**What you have to do**
Recast each line of the records below as one item in a numbered list, leaving out any blank lines.

**Recorded data**
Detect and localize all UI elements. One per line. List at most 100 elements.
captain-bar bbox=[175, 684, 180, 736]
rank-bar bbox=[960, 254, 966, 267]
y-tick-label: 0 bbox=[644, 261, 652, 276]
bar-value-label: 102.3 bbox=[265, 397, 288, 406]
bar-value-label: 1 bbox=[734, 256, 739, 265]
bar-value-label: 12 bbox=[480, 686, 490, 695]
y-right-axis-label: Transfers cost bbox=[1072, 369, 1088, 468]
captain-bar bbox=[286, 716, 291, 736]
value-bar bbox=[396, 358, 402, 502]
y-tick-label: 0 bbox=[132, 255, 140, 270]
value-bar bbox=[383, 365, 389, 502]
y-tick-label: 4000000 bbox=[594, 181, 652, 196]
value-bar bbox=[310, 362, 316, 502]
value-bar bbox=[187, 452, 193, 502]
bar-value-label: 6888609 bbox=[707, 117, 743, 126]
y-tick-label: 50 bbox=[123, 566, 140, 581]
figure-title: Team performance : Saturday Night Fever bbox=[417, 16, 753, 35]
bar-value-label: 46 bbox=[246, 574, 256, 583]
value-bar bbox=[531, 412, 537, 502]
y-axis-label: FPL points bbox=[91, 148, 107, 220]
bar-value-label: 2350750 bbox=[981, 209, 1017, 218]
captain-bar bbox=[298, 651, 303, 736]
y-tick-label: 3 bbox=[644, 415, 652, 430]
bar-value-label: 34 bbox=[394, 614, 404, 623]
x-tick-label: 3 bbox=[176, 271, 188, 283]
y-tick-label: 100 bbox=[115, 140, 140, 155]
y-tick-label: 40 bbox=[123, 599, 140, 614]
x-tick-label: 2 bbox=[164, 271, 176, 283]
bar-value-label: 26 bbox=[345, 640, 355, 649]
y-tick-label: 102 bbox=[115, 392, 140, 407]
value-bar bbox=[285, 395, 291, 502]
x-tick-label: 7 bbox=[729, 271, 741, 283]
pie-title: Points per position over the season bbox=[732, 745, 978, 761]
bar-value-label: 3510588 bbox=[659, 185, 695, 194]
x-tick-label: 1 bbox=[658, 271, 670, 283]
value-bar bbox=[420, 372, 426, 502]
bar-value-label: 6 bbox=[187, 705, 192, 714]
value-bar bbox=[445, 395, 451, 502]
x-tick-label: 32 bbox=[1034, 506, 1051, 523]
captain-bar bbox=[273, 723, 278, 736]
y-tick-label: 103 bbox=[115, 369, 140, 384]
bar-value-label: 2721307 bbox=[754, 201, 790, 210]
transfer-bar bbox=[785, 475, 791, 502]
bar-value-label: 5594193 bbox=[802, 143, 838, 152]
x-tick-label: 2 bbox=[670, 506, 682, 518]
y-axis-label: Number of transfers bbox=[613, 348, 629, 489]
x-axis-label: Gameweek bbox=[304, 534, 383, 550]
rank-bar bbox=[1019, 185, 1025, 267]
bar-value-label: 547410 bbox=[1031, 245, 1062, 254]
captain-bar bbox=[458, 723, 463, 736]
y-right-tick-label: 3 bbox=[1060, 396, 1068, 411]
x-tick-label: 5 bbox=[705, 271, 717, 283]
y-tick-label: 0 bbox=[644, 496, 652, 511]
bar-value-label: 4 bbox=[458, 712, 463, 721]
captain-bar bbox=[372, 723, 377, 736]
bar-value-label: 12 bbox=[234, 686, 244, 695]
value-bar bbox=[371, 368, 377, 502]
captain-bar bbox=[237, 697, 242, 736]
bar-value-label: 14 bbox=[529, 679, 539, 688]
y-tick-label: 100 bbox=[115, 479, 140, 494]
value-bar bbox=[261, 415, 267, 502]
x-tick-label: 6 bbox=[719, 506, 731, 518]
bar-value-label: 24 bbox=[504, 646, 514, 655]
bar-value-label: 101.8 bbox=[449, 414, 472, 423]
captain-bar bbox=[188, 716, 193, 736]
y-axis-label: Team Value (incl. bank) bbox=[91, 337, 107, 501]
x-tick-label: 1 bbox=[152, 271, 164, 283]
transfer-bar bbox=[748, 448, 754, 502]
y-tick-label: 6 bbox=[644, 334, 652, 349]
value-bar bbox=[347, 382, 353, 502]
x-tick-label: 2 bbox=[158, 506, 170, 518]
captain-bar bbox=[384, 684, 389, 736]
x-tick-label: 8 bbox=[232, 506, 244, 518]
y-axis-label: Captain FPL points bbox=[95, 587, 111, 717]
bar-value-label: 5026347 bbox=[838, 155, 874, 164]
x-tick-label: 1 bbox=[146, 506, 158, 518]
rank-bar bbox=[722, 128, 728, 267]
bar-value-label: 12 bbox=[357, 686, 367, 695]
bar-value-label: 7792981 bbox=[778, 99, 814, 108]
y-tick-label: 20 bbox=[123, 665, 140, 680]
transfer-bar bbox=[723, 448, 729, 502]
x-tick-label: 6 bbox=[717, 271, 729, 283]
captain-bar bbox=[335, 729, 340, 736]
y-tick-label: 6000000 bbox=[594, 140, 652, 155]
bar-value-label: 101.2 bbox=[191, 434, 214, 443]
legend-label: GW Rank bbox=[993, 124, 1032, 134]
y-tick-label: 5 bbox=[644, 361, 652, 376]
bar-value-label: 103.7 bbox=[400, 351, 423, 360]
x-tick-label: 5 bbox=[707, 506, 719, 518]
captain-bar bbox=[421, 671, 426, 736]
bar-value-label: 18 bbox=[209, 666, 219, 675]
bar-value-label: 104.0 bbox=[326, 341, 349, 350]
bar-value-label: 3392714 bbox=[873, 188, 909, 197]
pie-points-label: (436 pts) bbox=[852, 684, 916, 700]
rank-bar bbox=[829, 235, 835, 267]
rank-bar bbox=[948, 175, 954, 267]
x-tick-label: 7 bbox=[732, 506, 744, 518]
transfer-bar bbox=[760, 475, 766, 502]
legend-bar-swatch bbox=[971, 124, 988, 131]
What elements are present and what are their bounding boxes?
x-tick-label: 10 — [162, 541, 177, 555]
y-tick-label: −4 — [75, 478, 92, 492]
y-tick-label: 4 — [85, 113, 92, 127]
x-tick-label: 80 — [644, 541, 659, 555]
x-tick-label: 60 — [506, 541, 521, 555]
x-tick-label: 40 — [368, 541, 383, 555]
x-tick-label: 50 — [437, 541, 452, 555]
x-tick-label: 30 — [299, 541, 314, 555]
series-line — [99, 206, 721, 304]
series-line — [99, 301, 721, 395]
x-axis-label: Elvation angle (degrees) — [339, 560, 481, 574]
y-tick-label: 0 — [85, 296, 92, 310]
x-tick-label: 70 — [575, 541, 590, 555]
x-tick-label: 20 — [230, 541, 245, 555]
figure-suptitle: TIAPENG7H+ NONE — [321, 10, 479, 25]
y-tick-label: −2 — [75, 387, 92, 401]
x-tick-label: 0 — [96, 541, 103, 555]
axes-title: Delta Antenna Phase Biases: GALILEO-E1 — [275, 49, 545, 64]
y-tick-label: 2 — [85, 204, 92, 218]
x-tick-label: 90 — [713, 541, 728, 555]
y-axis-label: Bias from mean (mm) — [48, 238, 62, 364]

**The output**
1. Detect and localize all UI elements. One per line. List at most 100 elements.
2. captain-bar bbox=[175, 684, 180, 736]
3. rank-bar bbox=[960, 254, 966, 267]
4. y-tick-label: 0 bbox=[644, 261, 652, 276]
5. bar-value-label: 102.3 bbox=[265, 397, 288, 406]
6. bar-value-label: 1 bbox=[734, 256, 739, 265]
7. bar-value-label: 12 bbox=[480, 686, 490, 695]
8. y-right-axis-label: Transfers cost bbox=[1072, 369, 1088, 468]
9. captain-bar bbox=[286, 716, 291, 736]
10. value-bar bbox=[396, 358, 402, 502]
11. y-tick-label: 0 bbox=[132, 255, 140, 270]
12. value-bar bbox=[383, 365, 389, 502]
13. y-tick-label: 4000000 bbox=[594, 181, 652, 196]
14. value-bar bbox=[310, 362, 316, 502]
15. value-bar bbox=[187, 452, 193, 502]
16. bar-value-label: 6888609 bbox=[707, 117, 743, 126]
17. y-tick-label: 50 bbox=[123, 566, 140, 581]
18. figure-title: Team performance : Saturday Night Fever bbox=[417, 16, 753, 35]
19. bar-value-label: 46 bbox=[246, 574, 256, 583]
20. value-bar bbox=[531, 412, 537, 502]
21. y-axis-label: FPL points bbox=[91, 148, 107, 220]
22. bar-value-label: 2350750 bbox=[981, 209, 1017, 218]
23. captain-bar bbox=[298, 651, 303, 736]
24. y-tick-label: 3 bbox=[644, 415, 652, 430]
25. bar-value-label: 34 bbox=[394, 614, 404, 623]
26. x-tick-label: 3 bbox=[176, 271, 188, 283]
27. y-tick-label: 100 bbox=[115, 140, 140, 155]
28. y-tick-label: 40 bbox=[123, 599, 140, 614]
29. x-tick-label: 2 bbox=[164, 271, 176, 283]
30. bar-value-label: 26 bbox=[345, 640, 355, 649]
31. y-tick-label: 102 bbox=[115, 392, 140, 407]
32. value-bar bbox=[285, 395, 291, 502]
33. x-tick-label: 7 bbox=[729, 271, 741, 283]
34. pie-title: Points per position over the season bbox=[732, 745, 978, 761]
35. bar-value-label: 3510588 bbox=[659, 185, 695, 194]
36. x-tick-label: 1 bbox=[658, 271, 670, 283]
37. value-bar bbox=[420, 372, 426, 502]
38. bar-value-label: 6 bbox=[187, 705, 192, 714]
39. value-bar bbox=[445, 395, 451, 502]
40. x-tick-label: 32 bbox=[1034, 506, 1051, 523]
41. captain-bar bbox=[273, 723, 278, 736]
42. y-tick-label: 103 bbox=[115, 369, 140, 384]
43. bar-value-label: 2721307 bbox=[754, 201, 790, 210]
44. transfer-bar bbox=[785, 475, 791, 502]
45. bar-value-label: 5594193 bbox=[802, 143, 838, 152]
46. x-tick-label: 2 bbox=[670, 506, 682, 518]
47. y-axis-label: Number of transfers bbox=[613, 348, 629, 489]
48. x-axis-label: Gameweek bbox=[304, 534, 383, 550]
49. rank-bar bbox=[1019, 185, 1025, 267]
50. bar-value-label: 547410 bbox=[1031, 245, 1062, 254]
51. captain-bar bbox=[458, 723, 463, 736]
52. y-right-tick-label: 3 bbox=[1060, 396, 1068, 411]
53. x-tick-label: 5 bbox=[705, 271, 717, 283]
54. y-tick-label: 0 bbox=[644, 496, 652, 511]
55. bar-value-label: 4 bbox=[458, 712, 463, 721]
56. captain-bar bbox=[372, 723, 377, 736]
57. bar-value-label: 12 bbox=[234, 686, 244, 695]
58. value-bar bbox=[371, 368, 377, 502]
59. captain-bar bbox=[237, 697, 242, 736]
60. bar-value-label: 14 bbox=[529, 679, 539, 688]
61. y-tick-label: 100 bbox=[115, 479, 140, 494]
62. value-bar bbox=[261, 415, 267, 502]
63. x-tick-label: 6 bbox=[719, 506, 731, 518]
64. bar-value-label: 24 bbox=[504, 646, 514, 655]
65. bar-value-label: 101.8 bbox=[449, 414, 472, 423]
66. captain-bar bbox=[188, 716, 193, 736]
67. y-axis-label: Team Value (incl. bank) bbox=[91, 337, 107, 501]
68. x-tick-label: 1 bbox=[152, 271, 164, 283]
69. transfer-bar bbox=[748, 448, 754, 502]
70. y-tick-label: 6 bbox=[644, 334, 652, 349]
71. value-bar bbox=[347, 382, 353, 502]
72. x-tick-label: 2 bbox=[158, 506, 170, 518]
73. captain-bar bbox=[384, 684, 389, 736]
74. x-tick-label: 8 bbox=[232, 506, 244, 518]
75. y-axis-label: Captain FPL points bbox=[95, 587, 111, 717]
76. bar-value-label: 5026347 bbox=[838, 155, 874, 164]
77. x-tick-label: 1 bbox=[146, 506, 158, 518]
78. rank-bar bbox=[722, 128, 728, 267]
79. bar-value-label: 12 bbox=[357, 686, 367, 695]
80. bar-value-label: 7792981 bbox=[778, 99, 814, 108]
81. y-tick-label: 20 bbox=[123, 665, 140, 680]
82. transfer-bar bbox=[723, 448, 729, 502]
83. x-tick-label: 6 bbox=[717, 271, 729, 283]
84. captain-bar bbox=[335, 729, 340, 736]
85. y-tick-label: 6000000 bbox=[594, 140, 652, 155]
86. bar-value-label: 101.2 bbox=[191, 434, 214, 443]
87. legend-label: GW Rank bbox=[993, 124, 1032, 134]
88. y-tick-label: 5 bbox=[644, 361, 652, 376]
89. bar-value-label: 103.7 bbox=[400, 351, 423, 360]
90. x-tick-label: 5 bbox=[707, 506, 719, 518]
91. captain-bar bbox=[421, 671, 426, 736]
92. bar-value-label: 18 bbox=[209, 666, 219, 675]
93. bar-value-label: 104.0 bbox=[326, 341, 349, 350]
94. bar-value-label: 3392714 bbox=[873, 188, 909, 197]
95. pie-points-label: (436 pts) bbox=[852, 684, 916, 700]
96. rank-bar bbox=[829, 235, 835, 267]
97. rank-bar bbox=[948, 175, 954, 267]
98. x-tick-label: 7 bbox=[732, 506, 744, 518]
99. transfer-bar bbox=[760, 475, 766, 502]
100. legend-bar-swatch bbox=[971, 124, 988, 131]
101. What elements are present and what are their bounding boxes?
102. x-tick-label: 10 — [162, 541, 177, 555]
103. y-tick-label: −4 — [75, 478, 92, 492]
104. y-tick-label: 4 — [85, 113, 92, 127]
105. x-tick-label: 80 — [644, 541, 659, 555]
106. x-tick-label: 60 — [506, 541, 521, 555]
107. x-tick-label: 40 — [368, 541, 383, 555]
108. x-tick-label: 50 — [437, 541, 452, 555]
109. x-tick-label: 30 — [299, 541, 314, 555]
110. series-line — [99, 206, 721, 304]
111. series-line — [99, 301, 721, 395]
112. x-axis-label: Elvation angle (degrees) — [339, 560, 481, 574]
113. y-tick-label: 0 — [85, 296, 92, 310]
114. x-tick-label: 70 — [575, 541, 590, 555]
115. x-tick-label: 20 — [230, 541, 245, 555]
116. figure-suptitle: TIAPENG7H+ NONE — [321, 10, 479, 25]
117. y-tick-label: −2 — [75, 387, 92, 401]
118. x-tick-label: 0 — [96, 541, 103, 555]
119. axes-title: Delta Antenna Phase Biases: GALILEO-E1 — [275, 49, 545, 64]
120. y-tick-label: 2 — [85, 204, 92, 218]
121. x-tick-label: 90 — [713, 541, 728, 555]
122. y-axis-label: Bias from mean (mm) — [48, 238, 62, 364]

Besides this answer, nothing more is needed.